Dataset records ->
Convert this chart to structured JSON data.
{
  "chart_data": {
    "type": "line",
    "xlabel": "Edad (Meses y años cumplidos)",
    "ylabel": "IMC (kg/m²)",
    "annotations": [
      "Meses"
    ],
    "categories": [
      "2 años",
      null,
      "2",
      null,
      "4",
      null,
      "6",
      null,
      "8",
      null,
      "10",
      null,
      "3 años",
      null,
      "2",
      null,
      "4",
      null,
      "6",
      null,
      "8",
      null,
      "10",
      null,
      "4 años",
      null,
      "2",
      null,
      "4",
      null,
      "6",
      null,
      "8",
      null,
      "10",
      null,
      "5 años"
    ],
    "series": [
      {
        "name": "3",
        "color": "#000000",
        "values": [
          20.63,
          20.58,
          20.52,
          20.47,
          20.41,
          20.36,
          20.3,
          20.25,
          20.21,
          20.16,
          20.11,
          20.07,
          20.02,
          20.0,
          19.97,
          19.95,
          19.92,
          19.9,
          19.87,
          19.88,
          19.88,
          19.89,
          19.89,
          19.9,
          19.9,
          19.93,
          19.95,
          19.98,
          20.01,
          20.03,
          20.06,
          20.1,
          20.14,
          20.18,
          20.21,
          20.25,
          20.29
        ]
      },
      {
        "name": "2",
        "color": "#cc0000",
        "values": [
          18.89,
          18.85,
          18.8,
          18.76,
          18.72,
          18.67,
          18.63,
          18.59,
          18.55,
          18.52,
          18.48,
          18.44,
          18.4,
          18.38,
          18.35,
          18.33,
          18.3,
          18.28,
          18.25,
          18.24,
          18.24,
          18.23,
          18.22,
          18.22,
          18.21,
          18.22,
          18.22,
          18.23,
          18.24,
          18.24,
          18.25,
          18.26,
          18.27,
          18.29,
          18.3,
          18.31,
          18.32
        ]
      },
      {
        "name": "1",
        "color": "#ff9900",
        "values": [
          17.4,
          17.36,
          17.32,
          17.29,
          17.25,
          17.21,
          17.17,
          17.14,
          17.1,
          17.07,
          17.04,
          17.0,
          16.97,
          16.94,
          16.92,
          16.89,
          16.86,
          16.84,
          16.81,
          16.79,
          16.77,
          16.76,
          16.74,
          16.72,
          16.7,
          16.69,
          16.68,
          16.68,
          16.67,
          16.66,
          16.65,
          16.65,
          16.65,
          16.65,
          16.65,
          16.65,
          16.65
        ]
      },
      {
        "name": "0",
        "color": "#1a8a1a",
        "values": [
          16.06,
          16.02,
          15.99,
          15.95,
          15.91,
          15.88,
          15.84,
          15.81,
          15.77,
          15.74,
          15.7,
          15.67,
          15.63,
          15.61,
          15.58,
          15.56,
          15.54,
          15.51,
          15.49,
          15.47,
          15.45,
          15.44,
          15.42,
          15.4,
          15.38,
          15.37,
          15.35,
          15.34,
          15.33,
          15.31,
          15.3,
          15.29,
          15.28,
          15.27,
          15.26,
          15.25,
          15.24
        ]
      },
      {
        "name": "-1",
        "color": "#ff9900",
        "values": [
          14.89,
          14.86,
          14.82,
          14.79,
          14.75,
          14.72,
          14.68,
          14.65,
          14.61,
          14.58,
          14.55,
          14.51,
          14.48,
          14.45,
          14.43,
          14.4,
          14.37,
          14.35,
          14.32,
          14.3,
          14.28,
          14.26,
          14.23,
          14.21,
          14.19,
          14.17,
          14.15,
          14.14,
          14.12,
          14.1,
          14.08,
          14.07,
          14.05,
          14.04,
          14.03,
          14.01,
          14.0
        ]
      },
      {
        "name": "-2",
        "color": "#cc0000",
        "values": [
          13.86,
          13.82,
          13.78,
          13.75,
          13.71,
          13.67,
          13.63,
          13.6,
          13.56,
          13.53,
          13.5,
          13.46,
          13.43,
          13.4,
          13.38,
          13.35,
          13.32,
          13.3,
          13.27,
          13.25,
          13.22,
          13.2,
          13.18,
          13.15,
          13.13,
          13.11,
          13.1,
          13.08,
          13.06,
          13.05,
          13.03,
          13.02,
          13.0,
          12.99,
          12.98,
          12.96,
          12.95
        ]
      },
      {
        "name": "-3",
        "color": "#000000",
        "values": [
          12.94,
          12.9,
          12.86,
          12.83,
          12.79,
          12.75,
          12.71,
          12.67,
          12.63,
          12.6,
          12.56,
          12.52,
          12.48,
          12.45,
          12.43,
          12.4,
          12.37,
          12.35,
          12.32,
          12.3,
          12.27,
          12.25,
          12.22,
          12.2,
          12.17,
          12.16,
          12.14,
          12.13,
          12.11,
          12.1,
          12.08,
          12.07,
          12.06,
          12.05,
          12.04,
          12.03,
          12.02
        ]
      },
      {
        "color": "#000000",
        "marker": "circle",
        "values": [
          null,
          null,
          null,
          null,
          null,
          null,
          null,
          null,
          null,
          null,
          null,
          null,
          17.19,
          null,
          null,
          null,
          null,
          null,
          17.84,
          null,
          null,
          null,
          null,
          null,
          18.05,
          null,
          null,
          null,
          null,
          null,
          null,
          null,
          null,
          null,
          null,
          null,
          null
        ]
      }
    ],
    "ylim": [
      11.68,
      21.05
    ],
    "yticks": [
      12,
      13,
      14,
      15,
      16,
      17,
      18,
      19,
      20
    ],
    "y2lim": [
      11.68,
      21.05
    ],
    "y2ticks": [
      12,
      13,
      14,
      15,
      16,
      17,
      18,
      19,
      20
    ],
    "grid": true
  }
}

Task goal ->
Transcribe the records above exactly as they appear.

Answer to this exercise ->
Convert this chart to structured JSON data.
{
  "chart_data": {
    "type": "line",
    "xlabel": "Edad (Meses y años cumplidos)",
    "ylabel": "IMC (kg/m²)",
    "annotations": [
      "Meses"
    ],
    "categories": [
      "2 años",
      null,
      "2",
      null,
      "4",
      null,
      "6",
      null,
      "8",
      null,
      "10",
      null,
      "3 años",
      null,
      "2",
      null,
      "4",
      null,
      "6",
      null,
      "8",
      null,
      "10",
      null,
      "4 años",
      null,
      "2",
      null,
      "4",
      null,
      "6",
      null,
      "8",
      null,
      "10",
      null,
      "5 años"
    ],
    "series": [
      {
        "name": "3",
        "color": "#000000",
        "values": [
          20.63,
          20.58,
          20.52,
          20.47,
          20.41,
          20.36,
          20.3,
          20.25,
          20.21,
          20.16,
          20.11,
          20.07,
          20.02,
          20.0,
          19.97,
          19.95,
          19.92,
          19.9,
          19.87,
          19.88,
          19.88,
          19.89,
          19.89,
          19.9,
          19.9,
          19.93,
          19.95,
          19.98,
          20.01,
          20.03,
          20.06,
          20.1,
          20.14,
          20.18,
          20.21,
          20.25,
          20.29
        ]
      },
      {
        "name": "2",
        "color": "#cc0000",
        "values": [
          18.89,
          18.85,
          18.8,
          18.76,
          18.72,
          18.67,
          18.63,
          18.59,
          18.55,
          18.52,
          18.48,
          18.44,
          18.4,
          18.38,
          18.35,
          18.33,
          18.3,
          18.28,
          18.25,
          18.24,
          18.24,
          18.23,
          18.22,
          18.22,
          18.21,
          18.22,
          18.22,
          18.23,
          18.24,
          18.24,
          18.25,
          18.26,
          18.27,
          18.29,
          18.3,
          18.31,
          18.32
        ]
      },
      {
        "name": "1",
        "color": "#ff9900",
        "values": [
          17.4,
          17.36,
          17.32,
          17.29,
          17.25,
          17.21,
          17.17,
          17.14,
          17.1,
          17.07,
          17.04,
          17.0,
          16.97,
          16.94,
          16.92,
          16.89,
          16.86,
          16.84,
          16.81,
          16.79,
          16.77,
          16.76,
          16.74,
          16.72,
          16.7,
          16.69,
          16.68,
          16.68,
          16.67,
          16.66,
          16.65,
          16.65,
          16.65,
          16.65,
          16.65,
          16.65,
          16.65
        ]
      },
      {
        "name": "0",
        "color": "#1a8a1a",
        "values": [
          16.06,
          16.02,
          15.99,
          15.95,
          15.91,
          15.88,
          15.84,
          15.81,
          15.77,
          15.74,
          15.7,
          15.67,
          15.63,
          15.61,
          15.58,
          15.56,
          15.54,
          15.51,
          15.49,
          15.47,
          15.45,
          15.44,
          15.42,
          15.4,
          15.38,
          15.37,
          15.35,
          15.34,
          15.33,
          15.31,
          15.3,
          15.29,
          15.28,
          15.27,
          15.26,
          15.25,
          15.24
        ]
      },
      {
        "name": "-1",
        "color": "#ff9900",
        "values": [
          14.89,
          14.86,
          14.82,
          14.79,
          14.75,
          14.72,
          14.68,
          14.65,
          14.61,
          14.58,
          14.55,
          14.51,
          14.48,
          14.45,
          14.43,
          14.4,
          14.37,
          14.35,
          14.32,
          14.3,
          14.28,
          14.26,
          14.23,
          14.21,
          14.19,
          14.17,
          14.15,
          14.14,
          14.12,
          14.1,
          14.08,
          14.07,
          14.05,
          14.04,
          14.03,
          14.01,
          14.0
        ]
      },
      {
        "name": "-2",
        "color": "#cc0000",
        "values": [
          13.86,
          13.82,
          13.78,
          13.75,
          13.71,
          13.67,
          13.63,
          13.6,
          13.56,
          13.53,
          13.5,
          13.46,
          13.43,
          13.4,
          13.38,
          13.35,
          13.32,
          13.3,
          13.27,
          13.25,
          13.22,
          13.2,
          13.18,
          13.15,
          13.13,
          13.11,
          13.1,
          13.08,
          13.06,
          13.05,
          13.03,
          13.02,
          13.0,
          12.99,
          12.98,
          12.96,
          12.95
        ]
      },
      {
        "name": "-3",
        "color": "#000000",
        "values": [
          12.94,
          12.9,
          12.86,
          12.83,
          12.79,
          12.75,
          12.71,
          12.67,
          12.63,
          12.6,
          12.56,
          12.52,
          12.48,
          12.45,
          12.43,
          12.4,
          12.37,
          12.35,
          12.32,
          12.3,
          12.27,
          12.25,
          12.22,
          12.2,
          12.17,
          12.16,
          12.14,
          12.13,
          12.11,
          12.1,
          12.08,
          12.07,
          12.06,
          12.05,
          12.04,
          12.03,
          12.02
        ]
      },
      {
        "color": "#000000",
        "marker": "circle",
        "values": [
          null,
          null,
          null,
          null,
          null,
          null,
          null,
          null,
          null,
          null,
          null,
          null,
          17.19,
          null,
          null,
          null,
          null,
          null,
          17.84,
          null,
          null,
          null,
          null,
          null,
          18.05,
          null,
          null,
          null,
          null,
          null,
          null,
          null,
          null,
          null,
          null,
          null,
          null
        ]
      }
    ],
    "ylim": [
      11.68,
      21.05
    ],
    "yticks": [
      12,
      13,
      14,
      15,
      16,
      17,
      18,
      19,
      20
    ],
    "y2lim": [
      11.68,
      21.05
    ],
    "y2ticks": [
      12,
      13,
      14,
      15,
      16,
      17,
      18,
      19,
      20
    ],
    "grid": true
  }
}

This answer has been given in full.